= Exercise brief =
Could you transcribe every record below exactly as written, leaving out any pictures?

================================

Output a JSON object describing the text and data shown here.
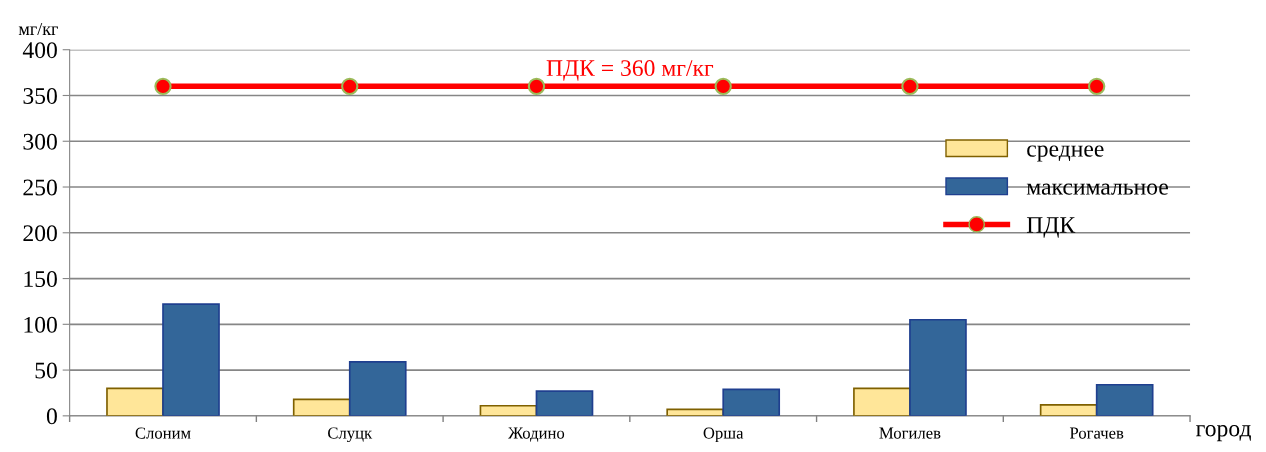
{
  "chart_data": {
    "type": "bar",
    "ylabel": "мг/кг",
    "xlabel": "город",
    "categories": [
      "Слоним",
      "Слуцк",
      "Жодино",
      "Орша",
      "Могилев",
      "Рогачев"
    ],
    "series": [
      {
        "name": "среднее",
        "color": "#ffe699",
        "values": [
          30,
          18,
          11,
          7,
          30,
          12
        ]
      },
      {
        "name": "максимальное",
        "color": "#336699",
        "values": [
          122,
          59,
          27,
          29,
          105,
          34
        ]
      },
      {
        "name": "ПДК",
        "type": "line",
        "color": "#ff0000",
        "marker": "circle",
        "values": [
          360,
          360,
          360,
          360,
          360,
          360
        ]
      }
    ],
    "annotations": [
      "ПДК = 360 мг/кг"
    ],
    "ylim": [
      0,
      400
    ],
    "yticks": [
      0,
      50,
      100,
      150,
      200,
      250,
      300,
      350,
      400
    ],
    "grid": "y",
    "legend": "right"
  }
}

================================

= Result below =
Output a JSON object describing the text and data shown here.
{
  "chart_data": {
    "type": "bar",
    "ylabel": "мг/кг",
    "xlabel": "город",
    "categories": [
      "Слоним",
      "Слуцк",
      "Жодино",
      "Орша",
      "Могилев",
      "Рогачев"
    ],
    "series": [
      {
        "name": "среднее",
        "color": "#ffe699",
        "values": [
          30,
          18,
          11,
          7,
          30,
          12
        ]
      },
      {
        "name": "максимальное",
        "color": "#336699",
        "values": [
          122,
          59,
          27,
          29,
          105,
          34
        ]
      },
      {
        "name": "ПДК",
        "type": "line",
        "color": "#ff0000",
        "marker": "circle",
        "values": [
          360,
          360,
          360,
          360,
          360,
          360
        ]
      }
    ],
    "annotations": [
      "ПДК = 360 мг/кг"
    ],
    "ylim": [
      0,
      400
    ],
    "yticks": [
      0,
      50,
      100,
      150,
      200,
      250,
      300,
      350,
      400
    ],
    "grid": "y",
    "legend": "right"
  }
}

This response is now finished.